(Stored data)
===

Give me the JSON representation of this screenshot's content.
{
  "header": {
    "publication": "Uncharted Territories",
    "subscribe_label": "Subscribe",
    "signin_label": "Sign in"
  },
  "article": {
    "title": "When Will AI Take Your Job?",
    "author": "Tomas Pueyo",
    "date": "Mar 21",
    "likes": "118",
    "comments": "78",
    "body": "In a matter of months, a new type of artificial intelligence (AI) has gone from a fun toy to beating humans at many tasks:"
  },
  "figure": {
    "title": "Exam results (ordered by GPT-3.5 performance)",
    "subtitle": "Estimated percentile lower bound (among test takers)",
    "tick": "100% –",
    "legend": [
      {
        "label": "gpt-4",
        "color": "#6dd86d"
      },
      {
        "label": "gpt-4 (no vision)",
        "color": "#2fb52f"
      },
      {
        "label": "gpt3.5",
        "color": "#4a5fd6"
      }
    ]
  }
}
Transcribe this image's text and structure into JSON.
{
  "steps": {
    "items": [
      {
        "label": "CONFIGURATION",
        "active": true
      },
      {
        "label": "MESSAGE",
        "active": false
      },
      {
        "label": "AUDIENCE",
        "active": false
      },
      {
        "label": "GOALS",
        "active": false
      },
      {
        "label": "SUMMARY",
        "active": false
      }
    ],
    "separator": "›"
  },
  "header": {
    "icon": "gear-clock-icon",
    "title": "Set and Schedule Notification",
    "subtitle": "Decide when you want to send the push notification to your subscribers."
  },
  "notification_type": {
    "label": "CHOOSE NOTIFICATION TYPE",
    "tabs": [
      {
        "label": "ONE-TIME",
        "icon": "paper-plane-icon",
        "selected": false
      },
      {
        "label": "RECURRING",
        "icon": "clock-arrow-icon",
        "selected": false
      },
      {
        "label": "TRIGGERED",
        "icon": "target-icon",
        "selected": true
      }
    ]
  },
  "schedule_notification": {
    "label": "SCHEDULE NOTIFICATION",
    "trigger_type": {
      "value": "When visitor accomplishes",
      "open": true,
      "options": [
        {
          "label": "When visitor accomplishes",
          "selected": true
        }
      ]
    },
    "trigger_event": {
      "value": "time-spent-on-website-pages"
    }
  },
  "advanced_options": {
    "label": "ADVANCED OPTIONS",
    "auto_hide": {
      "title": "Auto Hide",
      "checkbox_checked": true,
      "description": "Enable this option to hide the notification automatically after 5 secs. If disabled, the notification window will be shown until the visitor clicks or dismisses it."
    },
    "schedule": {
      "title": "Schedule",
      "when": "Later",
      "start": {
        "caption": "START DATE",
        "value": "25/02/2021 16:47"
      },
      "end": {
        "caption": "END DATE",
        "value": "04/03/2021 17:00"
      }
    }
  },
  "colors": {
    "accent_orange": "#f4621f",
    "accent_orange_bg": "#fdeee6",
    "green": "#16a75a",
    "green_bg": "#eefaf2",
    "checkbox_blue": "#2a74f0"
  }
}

===

TO BE DONE:
Each record above should be restated word for word.

OUTPUT:
Give me the JSON representation of this screenshot's content.
{
  "header": {
    "publication": "Uncharted Territories",
    "subscribe_label": "Subscribe",
    "signin_label": "Sign in"
  },
  "article": {
    "title": "When Will AI Take Your Job?",
    "author": "Tomas Pueyo",
    "date": "Mar 21",
    "likes": "118",
    "comments": "78",
    "body": "In a matter of months, a new type of artificial intelligence (AI) has gone from a fun toy to beating humans at many tasks:"
  },
  "figure": {
    "title": "Exam results (ordered by GPT-3.5 performance)",
    "subtitle": "Estimated percentile lower bound (among test takers)",
    "tick": "100% –",
    "legend": [
      {
        "label": "gpt-4",
        "color": "#6dd86d"
      },
      {
        "label": "gpt-4 (no vision)",
        "color": "#2fb52f"
      },
      {
        "label": "gpt3.5",
        "color": "#4a5fd6"
      }
    ]
  }
}
Transcribe this image's text and structure into JSON.
{
  "steps": {
    "items": [
      {
        "label": "CONFIGURATION",
        "active": true
      },
      {
        "label": "MESSAGE",
        "active": false
      },
      {
        "label": "AUDIENCE",
        "active": false
      },
      {
        "label": "GOALS",
        "active": false
      },
      {
        "label": "SUMMARY",
        "active": false
      }
    ],
    "separator": "›"
  },
  "header": {
    "icon": "gear-clock-icon",
    "title": "Set and Schedule Notification",
    "subtitle": "Decide when you want to send the push notification to your subscribers."
  },
  "notification_type": {
    "label": "CHOOSE NOTIFICATION TYPE",
    "tabs": [
      {
        "label": "ONE-TIME",
        "icon": "paper-plane-icon",
        "selected": false
      },
      {
        "label": "RECURRING",
        "icon": "clock-arrow-icon",
        "selected": false
      },
      {
        "label": "TRIGGERED",
        "icon": "target-icon",
        "selected": true
      }
    ]
  },
  "schedule_notification": {
    "label": "SCHEDULE NOTIFICATION",
    "trigger_type": {
      "value": "When visitor accomplishes",
      "open": true,
      "options": [
        {
          "label": "When visitor accomplishes",
          "selected": true
        }
      ]
    },
    "trigger_event": {
      "value": "time-spent-on-website-pages"
    }
  },
  "advanced_options": {
    "label": "ADVANCED OPTIONS",
    "auto_hide": {
      "title": "Auto Hide",
      "checkbox_checked": true,
      "description": "Enable this option to hide the notification automatically after 5 secs. If disabled, the notification window will be shown until the visitor clicks or dismisses it."
    },
    "schedule": {
      "title": "Schedule",
      "when": "Later",
      "start": {
        "caption": "START DATE",
        "value": "25/02/2021 16:47"
      },
      "end": {
        "caption": "END DATE",
        "value": "04/03/2021 17:00"
      }
    }
  },
  "colors": {
    "accent_orange": "#f4621f",
    "accent_orange_bg": "#fdeee6",
    "green": "#16a75a",
    "green_bg": "#eefaf2",
    "checkbox_blue": "#2a74f0"
  }
}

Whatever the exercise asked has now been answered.